§ Given exercise
Copy each line containing the word "Inhabitants" from the records that follow, please.
═════ Excerpted records
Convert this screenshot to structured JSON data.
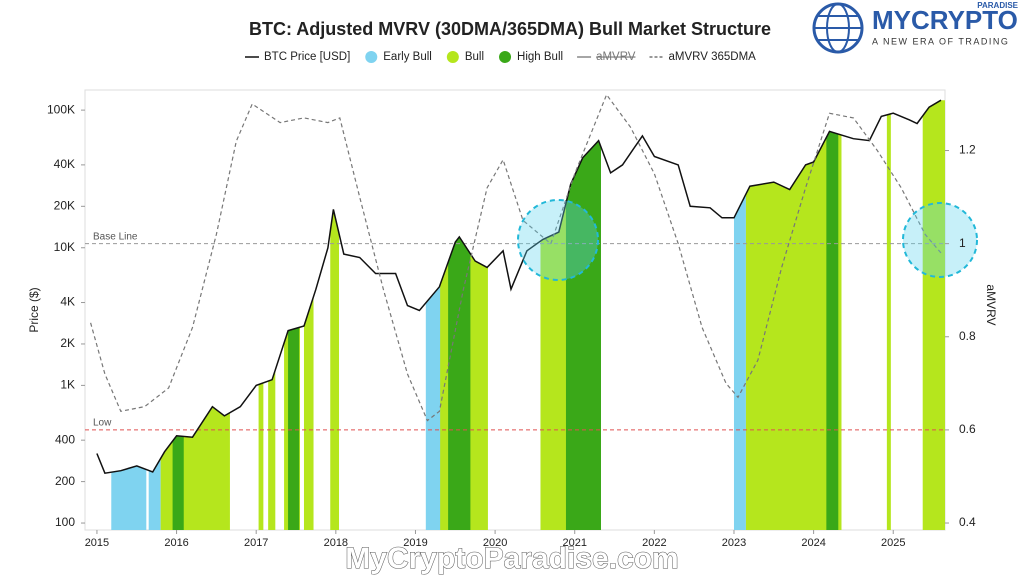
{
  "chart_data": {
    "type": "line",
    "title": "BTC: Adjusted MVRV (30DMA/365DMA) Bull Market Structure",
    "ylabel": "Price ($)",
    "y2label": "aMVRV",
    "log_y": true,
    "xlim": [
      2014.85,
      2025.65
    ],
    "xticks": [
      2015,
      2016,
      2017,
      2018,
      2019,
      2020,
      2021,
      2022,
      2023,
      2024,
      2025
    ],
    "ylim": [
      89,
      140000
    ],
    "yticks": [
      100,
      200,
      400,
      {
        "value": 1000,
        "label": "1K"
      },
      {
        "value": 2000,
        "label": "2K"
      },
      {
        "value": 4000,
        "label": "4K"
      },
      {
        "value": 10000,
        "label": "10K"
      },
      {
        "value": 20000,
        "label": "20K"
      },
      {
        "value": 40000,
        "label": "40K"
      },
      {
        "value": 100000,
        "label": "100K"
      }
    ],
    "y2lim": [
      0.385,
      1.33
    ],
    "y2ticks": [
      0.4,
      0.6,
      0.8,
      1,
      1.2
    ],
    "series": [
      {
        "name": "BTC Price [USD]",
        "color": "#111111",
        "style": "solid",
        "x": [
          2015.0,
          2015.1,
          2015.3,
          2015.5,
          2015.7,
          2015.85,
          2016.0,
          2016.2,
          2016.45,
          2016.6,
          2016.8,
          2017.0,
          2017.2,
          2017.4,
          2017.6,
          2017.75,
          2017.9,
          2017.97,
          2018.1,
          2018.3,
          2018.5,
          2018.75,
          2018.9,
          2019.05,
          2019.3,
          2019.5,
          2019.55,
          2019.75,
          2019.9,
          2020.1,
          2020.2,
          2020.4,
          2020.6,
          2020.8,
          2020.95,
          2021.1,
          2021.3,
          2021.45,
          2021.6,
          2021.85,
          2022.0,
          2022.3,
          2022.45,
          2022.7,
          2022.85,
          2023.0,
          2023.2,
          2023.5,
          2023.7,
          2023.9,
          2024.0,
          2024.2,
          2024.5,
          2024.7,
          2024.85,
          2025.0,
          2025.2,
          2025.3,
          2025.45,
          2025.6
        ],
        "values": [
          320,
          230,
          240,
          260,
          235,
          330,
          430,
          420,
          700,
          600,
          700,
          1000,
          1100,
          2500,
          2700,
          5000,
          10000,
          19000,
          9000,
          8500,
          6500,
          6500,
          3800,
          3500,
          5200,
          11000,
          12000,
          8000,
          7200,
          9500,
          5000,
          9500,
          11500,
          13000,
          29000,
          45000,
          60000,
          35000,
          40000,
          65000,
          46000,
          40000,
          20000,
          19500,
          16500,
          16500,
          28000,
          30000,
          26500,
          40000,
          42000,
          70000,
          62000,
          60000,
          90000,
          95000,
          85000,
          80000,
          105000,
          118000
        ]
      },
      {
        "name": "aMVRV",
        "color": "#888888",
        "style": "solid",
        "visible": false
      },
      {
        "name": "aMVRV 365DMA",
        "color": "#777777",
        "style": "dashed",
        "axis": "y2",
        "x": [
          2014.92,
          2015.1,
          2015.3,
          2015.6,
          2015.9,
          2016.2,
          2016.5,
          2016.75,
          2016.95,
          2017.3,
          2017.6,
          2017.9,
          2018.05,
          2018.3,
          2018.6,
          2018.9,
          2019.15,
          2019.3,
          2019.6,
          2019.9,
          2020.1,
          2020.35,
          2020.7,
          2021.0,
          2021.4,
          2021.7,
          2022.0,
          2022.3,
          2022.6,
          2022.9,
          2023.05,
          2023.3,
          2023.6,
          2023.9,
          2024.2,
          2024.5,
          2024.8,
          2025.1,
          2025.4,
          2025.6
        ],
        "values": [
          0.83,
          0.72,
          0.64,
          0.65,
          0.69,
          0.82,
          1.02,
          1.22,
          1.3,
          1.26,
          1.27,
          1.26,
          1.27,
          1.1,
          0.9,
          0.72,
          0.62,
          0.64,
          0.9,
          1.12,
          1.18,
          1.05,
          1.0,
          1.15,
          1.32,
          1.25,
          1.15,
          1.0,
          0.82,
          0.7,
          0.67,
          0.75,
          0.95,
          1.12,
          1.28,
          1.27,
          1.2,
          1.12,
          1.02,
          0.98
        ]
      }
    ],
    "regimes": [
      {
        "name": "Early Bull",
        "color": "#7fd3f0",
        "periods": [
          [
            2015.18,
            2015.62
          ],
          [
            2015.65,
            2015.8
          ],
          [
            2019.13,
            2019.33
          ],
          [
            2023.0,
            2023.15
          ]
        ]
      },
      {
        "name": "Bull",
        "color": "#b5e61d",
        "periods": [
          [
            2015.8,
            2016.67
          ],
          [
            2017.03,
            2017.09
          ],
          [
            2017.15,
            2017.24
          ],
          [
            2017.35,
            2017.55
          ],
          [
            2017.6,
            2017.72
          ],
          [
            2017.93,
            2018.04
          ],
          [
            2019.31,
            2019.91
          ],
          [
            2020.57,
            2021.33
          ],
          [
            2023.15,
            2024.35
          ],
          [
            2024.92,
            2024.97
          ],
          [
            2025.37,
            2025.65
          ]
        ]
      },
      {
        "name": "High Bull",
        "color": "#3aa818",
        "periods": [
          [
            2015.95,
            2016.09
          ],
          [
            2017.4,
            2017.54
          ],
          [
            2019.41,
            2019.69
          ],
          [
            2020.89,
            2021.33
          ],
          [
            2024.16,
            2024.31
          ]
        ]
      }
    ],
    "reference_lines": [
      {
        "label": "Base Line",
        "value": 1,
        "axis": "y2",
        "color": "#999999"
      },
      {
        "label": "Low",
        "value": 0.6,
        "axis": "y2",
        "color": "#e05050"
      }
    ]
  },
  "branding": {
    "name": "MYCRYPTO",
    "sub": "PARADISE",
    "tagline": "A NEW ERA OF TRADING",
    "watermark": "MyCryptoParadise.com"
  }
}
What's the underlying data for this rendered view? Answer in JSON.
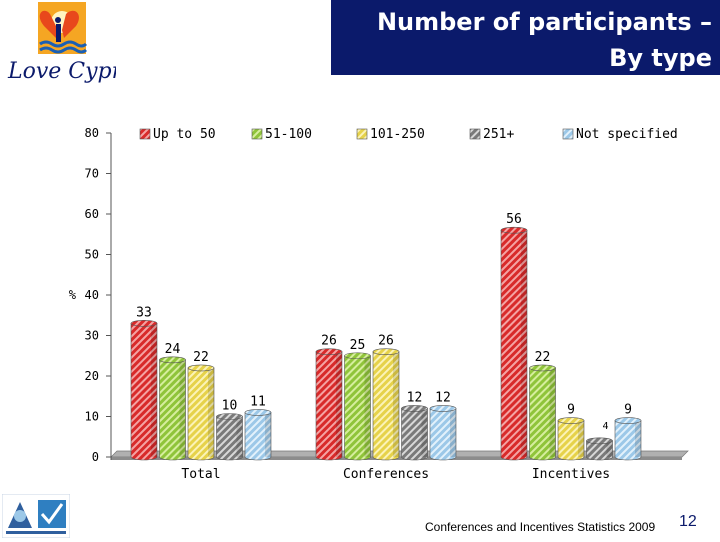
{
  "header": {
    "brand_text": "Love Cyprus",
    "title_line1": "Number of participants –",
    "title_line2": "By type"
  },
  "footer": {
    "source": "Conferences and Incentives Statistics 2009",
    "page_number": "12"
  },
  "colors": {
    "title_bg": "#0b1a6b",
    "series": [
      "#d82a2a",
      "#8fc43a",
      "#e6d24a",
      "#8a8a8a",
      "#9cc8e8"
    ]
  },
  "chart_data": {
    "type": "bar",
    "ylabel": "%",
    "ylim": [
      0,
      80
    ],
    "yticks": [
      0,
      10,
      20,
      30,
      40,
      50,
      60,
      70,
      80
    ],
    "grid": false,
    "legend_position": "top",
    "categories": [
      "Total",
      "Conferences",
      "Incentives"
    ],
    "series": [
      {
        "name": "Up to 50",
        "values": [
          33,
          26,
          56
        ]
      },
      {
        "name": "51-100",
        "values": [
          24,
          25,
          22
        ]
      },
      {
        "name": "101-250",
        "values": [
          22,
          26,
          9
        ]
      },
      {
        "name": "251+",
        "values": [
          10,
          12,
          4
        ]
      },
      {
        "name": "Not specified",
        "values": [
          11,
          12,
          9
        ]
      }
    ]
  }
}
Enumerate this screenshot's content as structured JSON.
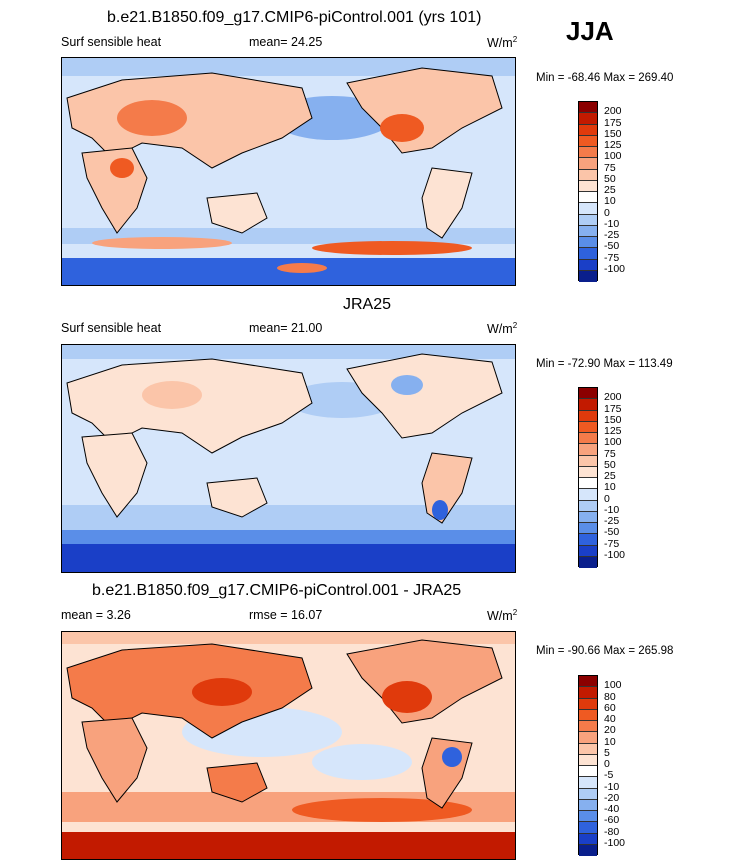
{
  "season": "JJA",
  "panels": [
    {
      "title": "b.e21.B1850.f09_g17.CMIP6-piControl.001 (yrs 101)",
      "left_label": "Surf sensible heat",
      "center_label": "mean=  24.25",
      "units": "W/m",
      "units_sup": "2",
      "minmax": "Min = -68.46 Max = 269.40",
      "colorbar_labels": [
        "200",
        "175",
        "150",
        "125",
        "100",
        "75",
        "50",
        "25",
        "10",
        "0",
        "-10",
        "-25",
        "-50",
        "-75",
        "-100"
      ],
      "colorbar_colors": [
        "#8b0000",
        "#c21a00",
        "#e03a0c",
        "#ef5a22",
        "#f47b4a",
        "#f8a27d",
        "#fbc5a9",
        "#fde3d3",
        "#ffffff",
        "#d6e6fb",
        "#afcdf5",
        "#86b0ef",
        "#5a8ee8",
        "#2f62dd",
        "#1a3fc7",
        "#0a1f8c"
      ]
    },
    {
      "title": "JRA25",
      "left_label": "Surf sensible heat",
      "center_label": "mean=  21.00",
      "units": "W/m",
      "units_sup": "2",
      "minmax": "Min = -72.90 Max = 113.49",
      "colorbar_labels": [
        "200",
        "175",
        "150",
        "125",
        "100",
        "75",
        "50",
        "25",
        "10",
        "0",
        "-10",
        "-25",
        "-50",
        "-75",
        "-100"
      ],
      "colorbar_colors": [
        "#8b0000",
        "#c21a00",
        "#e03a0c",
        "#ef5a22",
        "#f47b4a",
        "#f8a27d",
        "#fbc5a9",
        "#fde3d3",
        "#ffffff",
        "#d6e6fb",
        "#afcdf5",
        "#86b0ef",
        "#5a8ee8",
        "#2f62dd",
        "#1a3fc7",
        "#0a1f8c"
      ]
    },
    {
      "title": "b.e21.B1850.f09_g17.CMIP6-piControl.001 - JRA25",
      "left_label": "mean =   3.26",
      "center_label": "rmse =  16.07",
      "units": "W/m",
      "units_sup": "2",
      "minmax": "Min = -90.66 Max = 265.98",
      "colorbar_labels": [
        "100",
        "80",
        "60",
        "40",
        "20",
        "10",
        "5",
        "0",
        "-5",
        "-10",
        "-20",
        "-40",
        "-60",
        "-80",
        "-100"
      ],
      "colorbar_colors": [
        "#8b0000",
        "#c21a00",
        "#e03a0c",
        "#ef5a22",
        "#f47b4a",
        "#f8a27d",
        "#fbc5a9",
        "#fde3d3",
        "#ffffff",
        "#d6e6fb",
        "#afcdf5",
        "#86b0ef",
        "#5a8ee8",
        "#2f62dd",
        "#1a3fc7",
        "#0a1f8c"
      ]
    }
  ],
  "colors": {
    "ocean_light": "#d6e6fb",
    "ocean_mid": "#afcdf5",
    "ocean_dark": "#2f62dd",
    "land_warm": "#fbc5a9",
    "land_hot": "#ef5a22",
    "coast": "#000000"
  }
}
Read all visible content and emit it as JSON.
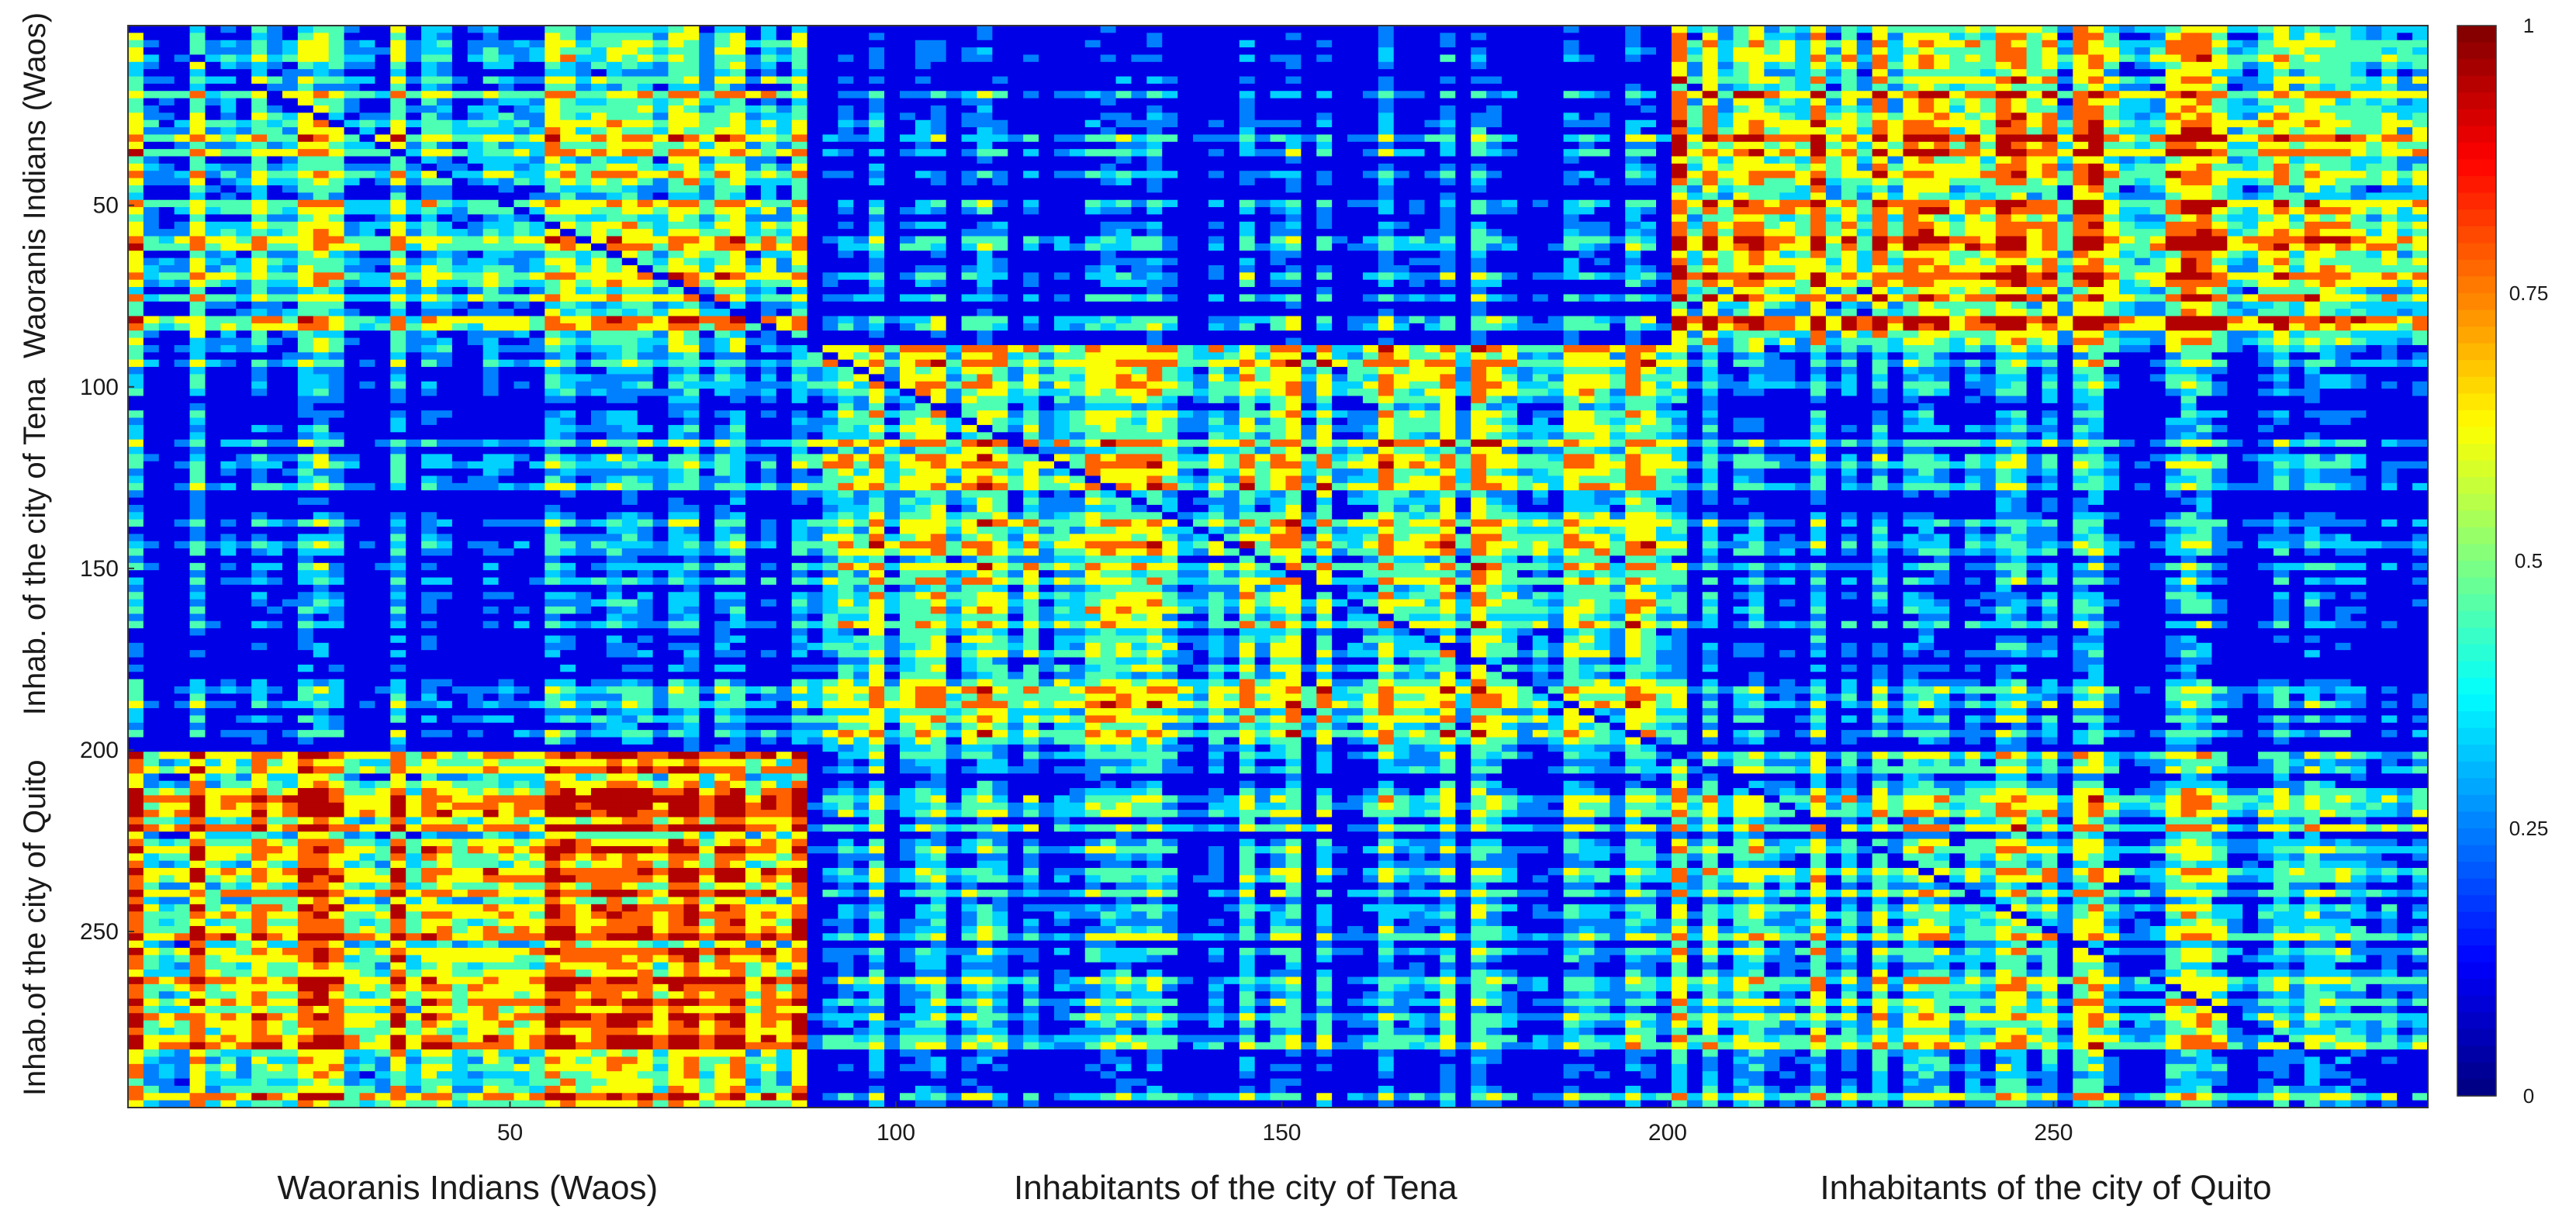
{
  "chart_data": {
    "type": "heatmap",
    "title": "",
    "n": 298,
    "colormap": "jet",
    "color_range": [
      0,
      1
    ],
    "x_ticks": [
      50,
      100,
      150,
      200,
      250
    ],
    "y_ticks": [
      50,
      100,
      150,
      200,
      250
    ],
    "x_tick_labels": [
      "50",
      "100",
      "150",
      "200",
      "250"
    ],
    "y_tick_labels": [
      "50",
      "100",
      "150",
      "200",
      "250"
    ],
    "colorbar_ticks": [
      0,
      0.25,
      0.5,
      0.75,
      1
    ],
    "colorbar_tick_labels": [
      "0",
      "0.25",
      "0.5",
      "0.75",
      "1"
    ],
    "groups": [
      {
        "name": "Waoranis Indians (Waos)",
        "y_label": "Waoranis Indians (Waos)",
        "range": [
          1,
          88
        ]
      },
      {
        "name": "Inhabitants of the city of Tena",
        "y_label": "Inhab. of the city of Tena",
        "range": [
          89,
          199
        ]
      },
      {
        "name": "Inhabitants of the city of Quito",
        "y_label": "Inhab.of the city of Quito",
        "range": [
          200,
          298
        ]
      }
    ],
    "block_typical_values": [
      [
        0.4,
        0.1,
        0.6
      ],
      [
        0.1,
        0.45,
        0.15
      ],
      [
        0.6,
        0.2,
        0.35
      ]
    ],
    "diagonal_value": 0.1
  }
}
══════════
§ Complete answer
        "name": "Inhabitants of the city of Tena",
        "name": "Inhabitants of the city of Quito",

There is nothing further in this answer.